— start of Material for this exercise —

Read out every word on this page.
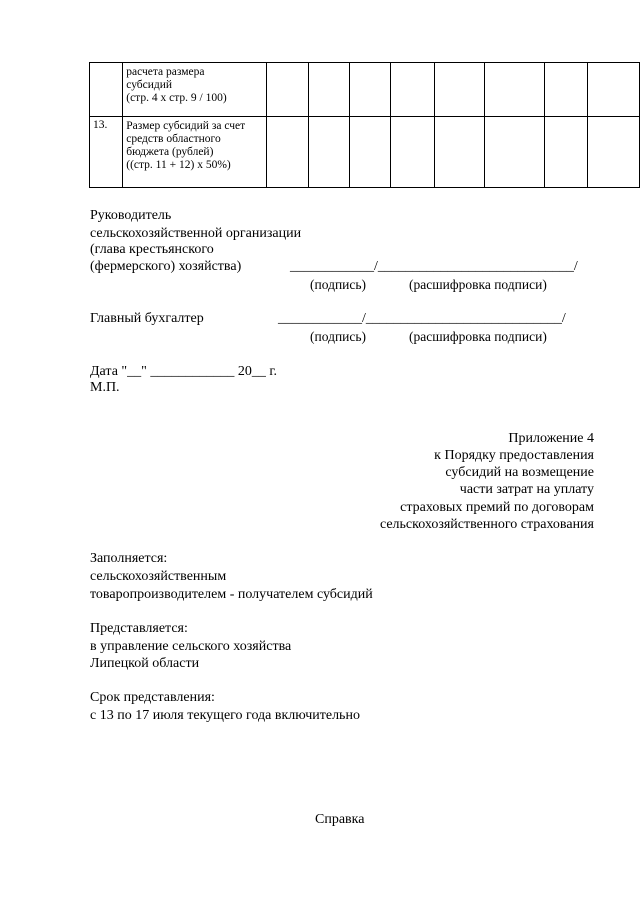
	расчета размера
субсидий
(стр. 4 x стр. 9 / 100)								

13.	Размер субсидий за счет
средств областного
бюджета (рублей)
((стр. 11 + 12) x 50%)								

Руководитель
сельскохозяйственной организации
(глава крестьянского
(фермерского) хозяйства)	____________/____________________________/
(подпись)	(расшифровка подписи)
Главный бухгалтер	____________/____________________________/
(подпись)	(расшифровка подписи)
Дата "__" ____________ 20__ г.
М.П.
Приложение 4
к Порядку предоставления
субсидий на возмещение
части затрат на уплату
страховых премий по договорам
сельскохозяйственного страхования
Заполняется:
сельскохозяйственным
товаропроизводителем - получателем субсидий
Представляется:
в управление сельского хозяйства
Липецкой области
Срок представления:
с 13 по 17 июля текущего года включительно
Справка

— end of Material for this exercise —

▶ [Required work]: Pictures are to be left out; all else in the entries above is to be quoted exactly.

▶ [Task result]:
Read out every word on this page.
	расчета размера
субсидий
(стр. 4 x стр. 9 / 100)								

13.	Размер субсидий за счет
средств областного
бюджета (рублей)
((стр. 11 + 12) x 50%)								

Руководитель
сельскохозяйственной организации
(глава крестьянского
(фермерского) хозяйства)	____________/____________________________/
(подпись)	(расшифровка подписи)
Главный бухгалтер	____________/____________________________/
(подпись)	(расшифровка подписи)
Дата "__" ____________ 20__ г.
М.П.
Приложение 4
к Порядку предоставления
субсидий на возмещение
части затрат на уплату
страховых премий по договорам
сельскохозяйственного страхования
Заполняется:
сельскохозяйственным
товаропроизводителем - получателем субсидий
Представляется:
в управление сельского хозяйства
Липецкой области
Срок представления:
с 13 по 17 июля текущего года включительно
Справка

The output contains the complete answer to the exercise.